**DESCRIPTION OF THE TASK:** Return all lines below containing the word "subtitle".

= = =

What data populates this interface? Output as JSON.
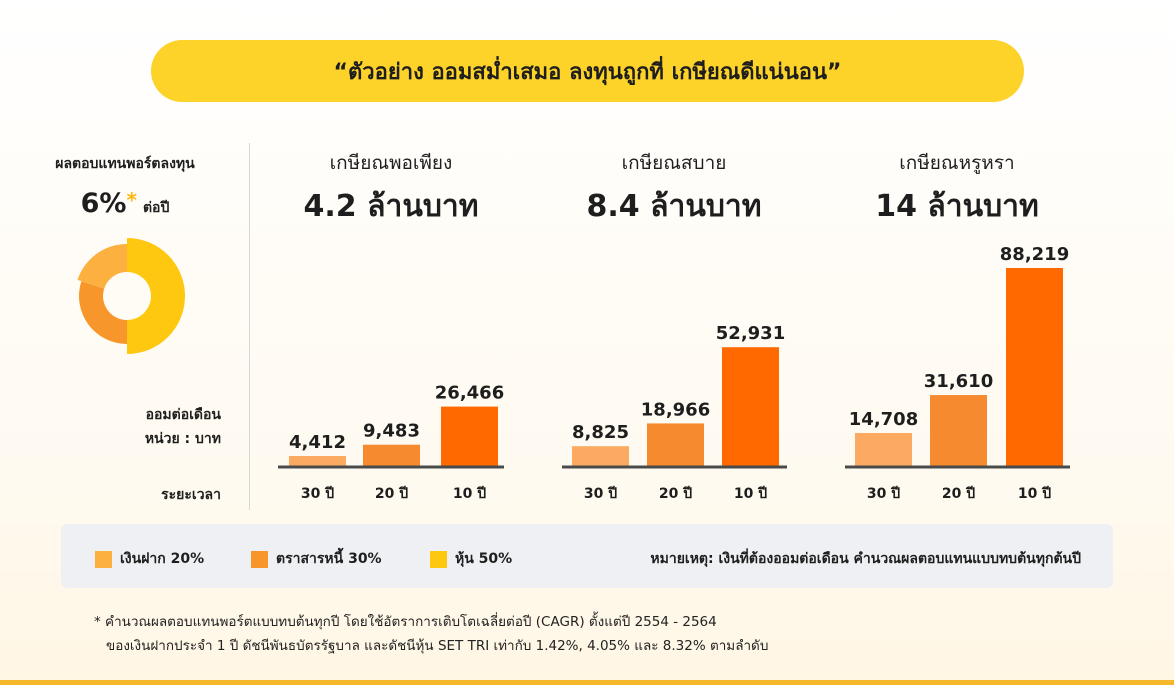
{
  "title": "“ตัวอย่าง ออมสม่ำเสมอ ลงทุนถูกที่ เกษียณดีแน่นอน”",
  "return_label": "ผลตอบแทนพอร์ตลงทุน",
  "return_value": "6%",
  "return_star": "*",
  "return_per": "ต่อปี",
  "axis_label_unit_1": "ออมต่อเดือน",
  "axis_label_unit_2": "หน่วย : บาท",
  "axis_label_period": "ระยะเวลา",
  "donut": {
    "slices": [
      {
        "name": "หุ้น 50%",
        "value": 50,
        "color": "#fdc80f"
      },
      {
        "name": "ตราสารหนี้ 30%",
        "value": 30,
        "color": "#f7962b"
      },
      {
        "name": "เงินฝาก 20%",
        "value": 20,
        "color": "#fbb040"
      }
    ]
  },
  "colors": {
    "bar_30": "#fca962",
    "bar_20": "#f58a2e",
    "bar_10": "#ff6900",
    "axis": "#4a4a4a"
  },
  "chart_data": [
    {
      "type": "bar",
      "subtitle": "เกษียณพอเพียง",
      "title": "4.2 ล้านบาท",
      "categories": [
        "30 ปี",
        "20 ปี",
        "10 ปี"
      ],
      "values": [
        4412,
        9483,
        26466
      ],
      "labels": [
        "4,412",
        "9,483",
        "26,466"
      ],
      "ylim": [
        0,
        88219
      ]
    },
    {
      "type": "bar",
      "subtitle": "เกษียณสบาย",
      "title": "8.4 ล้านบาท",
      "categories": [
        "30 ปี",
        "20 ปี",
        "10 ปี"
      ],
      "values": [
        8825,
        18966,
        52931
      ],
      "labels": [
        "8,825",
        "18,966",
        "52,931"
      ],
      "ylim": [
        0,
        88219
      ]
    },
    {
      "type": "bar",
      "subtitle": "เกษียณหรูหรา",
      "title": "14 ล้านบาท",
      "categories": [
        "30 ปี",
        "20 ปี",
        "10 ปี"
      ],
      "values": [
        14708,
        31610,
        88219
      ],
      "labels": [
        "14,708",
        "31,610",
        "88,219"
      ],
      "ylim": [
        0,
        88219
      ]
    }
  ],
  "legend": {
    "items": [
      {
        "label": "เงินฝาก 20%",
        "color": "#fbb040"
      },
      {
        "label": "ตราสารหนี้ 30%",
        "color": "#f7962b"
      },
      {
        "label": "หุ้น 50%",
        "color": "#fdc80f"
      }
    ],
    "note": "หมายเหตุ: เงินที่ต้องออมต่อเดือน คำนวณผลตอบแทนแบบทบต้นทุกต้นปี"
  },
  "footnote_line1": "* คำนวณผลตอบแทนพอร์ตแบบทบต้นทุกปี โดยใช้อัตราการเติบโตเฉลี่ยต่อปี (CAGR) ตั้งแต่ปี 2554 - 2564",
  "footnote_line2": "ของเงินฝากประจำ 1 ปี ดัชนีพันธบัตรรัฐบาล และดัชนีหุ้น SET TRI เท่ากับ 1.42%, 4.05% และ 8.32%  ตามลำดับ"
}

= = =

**EXPECTED ANSWER:**
      "subtitle": "เกษียณพอเพียง",
      "subtitle": "เกษียณสบาย",
      "subtitle": "เกษียณหรูหรา",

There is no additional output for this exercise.